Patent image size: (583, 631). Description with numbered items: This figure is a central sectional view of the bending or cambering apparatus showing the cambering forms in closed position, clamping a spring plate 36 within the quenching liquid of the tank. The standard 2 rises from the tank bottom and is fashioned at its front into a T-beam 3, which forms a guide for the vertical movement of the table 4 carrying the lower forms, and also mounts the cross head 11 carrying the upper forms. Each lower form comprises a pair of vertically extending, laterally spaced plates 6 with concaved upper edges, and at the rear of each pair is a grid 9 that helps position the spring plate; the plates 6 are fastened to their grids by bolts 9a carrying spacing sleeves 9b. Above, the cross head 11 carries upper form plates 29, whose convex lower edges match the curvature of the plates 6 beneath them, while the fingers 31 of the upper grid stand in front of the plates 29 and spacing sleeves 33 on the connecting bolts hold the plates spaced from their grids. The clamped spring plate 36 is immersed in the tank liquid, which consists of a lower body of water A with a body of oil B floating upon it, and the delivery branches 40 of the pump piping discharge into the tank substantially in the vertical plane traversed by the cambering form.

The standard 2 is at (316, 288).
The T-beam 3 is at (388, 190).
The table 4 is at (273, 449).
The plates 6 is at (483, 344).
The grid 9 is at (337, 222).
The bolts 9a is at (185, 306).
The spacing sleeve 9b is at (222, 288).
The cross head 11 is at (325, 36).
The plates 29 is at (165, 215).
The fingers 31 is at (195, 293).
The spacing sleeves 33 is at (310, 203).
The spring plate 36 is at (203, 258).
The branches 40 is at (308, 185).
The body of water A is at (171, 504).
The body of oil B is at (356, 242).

---

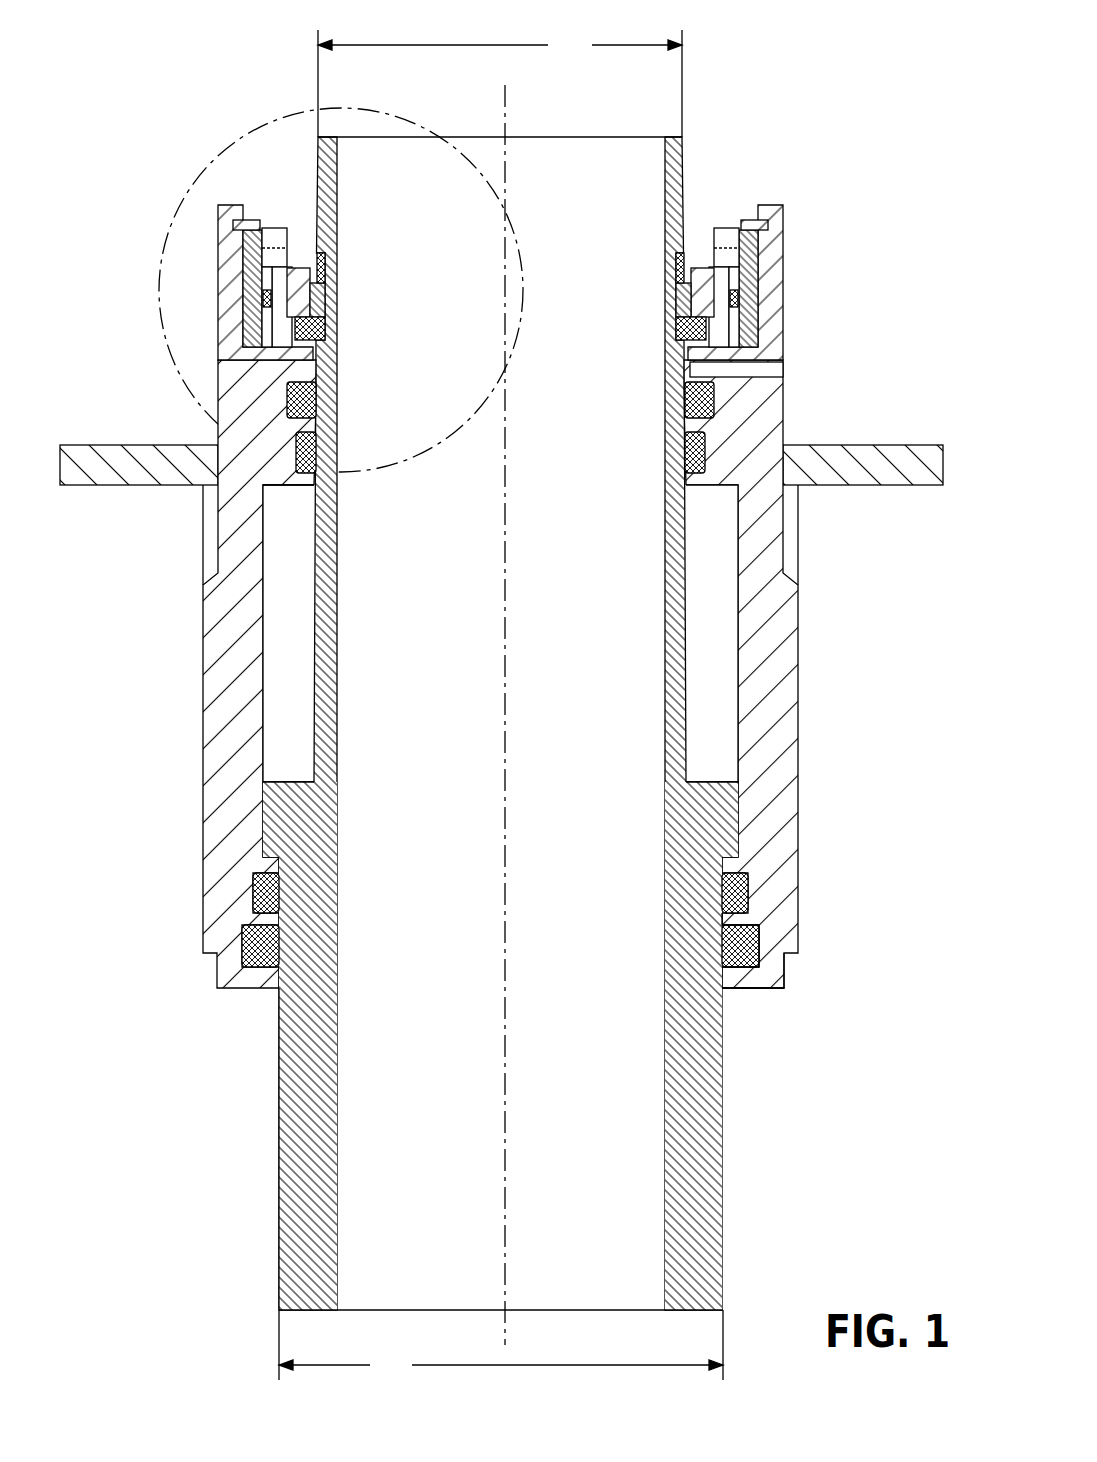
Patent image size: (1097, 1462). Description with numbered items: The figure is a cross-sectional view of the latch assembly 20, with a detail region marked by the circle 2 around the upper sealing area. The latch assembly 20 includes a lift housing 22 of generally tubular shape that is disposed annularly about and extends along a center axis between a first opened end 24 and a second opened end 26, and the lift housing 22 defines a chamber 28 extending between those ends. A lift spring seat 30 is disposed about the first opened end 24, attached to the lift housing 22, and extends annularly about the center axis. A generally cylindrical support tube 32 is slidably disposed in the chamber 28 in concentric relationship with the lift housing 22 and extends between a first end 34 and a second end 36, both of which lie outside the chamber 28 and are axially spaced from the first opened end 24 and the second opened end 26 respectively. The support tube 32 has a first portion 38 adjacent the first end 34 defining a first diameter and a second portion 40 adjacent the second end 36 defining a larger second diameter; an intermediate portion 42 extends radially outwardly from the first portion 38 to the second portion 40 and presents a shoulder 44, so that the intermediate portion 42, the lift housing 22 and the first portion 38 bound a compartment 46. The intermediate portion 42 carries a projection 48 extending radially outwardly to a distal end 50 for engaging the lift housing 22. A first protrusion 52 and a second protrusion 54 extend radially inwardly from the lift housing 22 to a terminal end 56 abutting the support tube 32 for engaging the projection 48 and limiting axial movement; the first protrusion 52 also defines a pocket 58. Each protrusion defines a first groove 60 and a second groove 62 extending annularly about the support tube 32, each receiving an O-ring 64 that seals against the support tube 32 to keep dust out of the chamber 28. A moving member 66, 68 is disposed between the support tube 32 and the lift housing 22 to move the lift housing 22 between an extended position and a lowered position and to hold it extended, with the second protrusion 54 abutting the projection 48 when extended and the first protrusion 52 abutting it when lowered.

_WORK TO DO:_ Copy out everything in the material above from the line containing "Patent image size: (583, 631)." down to the line containing "The body of oil B is at (356, 242).", word for word.

_IN RESPONSE:_
Patent image size: (583, 631). Description with numbered items: This figure is a central sectional view of the bending or cambering apparatus showing the cambering forms in closed position, clamping a spring plate 36 within the quenching liquid of the tank. The standard 2 rises from the tank bottom and is fashioned at its front into a T-beam 3, which forms a guide for the vertical movement of the table 4 carrying the lower forms, and also mounts the cross head 11 carrying the upper forms. Each lower form comprises a pair of vertically extending, laterally spaced plates 6 with concaved upper edges, and at the rear of each pair is a grid 9 that helps position the spring plate; the plates 6 are fastened to their grids by bolts 9a carrying spacing sleeves 9b. Above, the cross head 11 carries upper form plates 29, whose convex lower edges match the curvature of the plates 6 beneath them, while the fingers 31 of the upper grid stand in front of the plates 29 and spacing sleeves 33 on the connecting bolts hold the plates spaced from their grids. The clamped spring plate 36 is immersed in the tank liquid, which consists of a lower body of water A with a body of oil B floating upon it, and the delivery branches 40 of the pump piping discharge into the tank substantially in the vertical plane traversed by the cambering form.

The standard 2 is at (316, 288).
The T-beam 3 is at (388, 190).
The table 4 is at (273, 449).
The plates 6 is at (483, 344).
The grid 9 is at (337, 222).
The bolts 9a is at (185, 306).
The spacing sleeve 9b is at (222, 288).
The cross head 11 is at (325, 36).
The plates 29 is at (165, 215).
The fingers 31 is at (195, 293).
The spacing sleeves 33 is at (310, 203).
The spring plate 36 is at (203, 258).
The branches 40 is at (308, 185).
The body of water A is at (171, 504).
The body of oil B is at (356, 242).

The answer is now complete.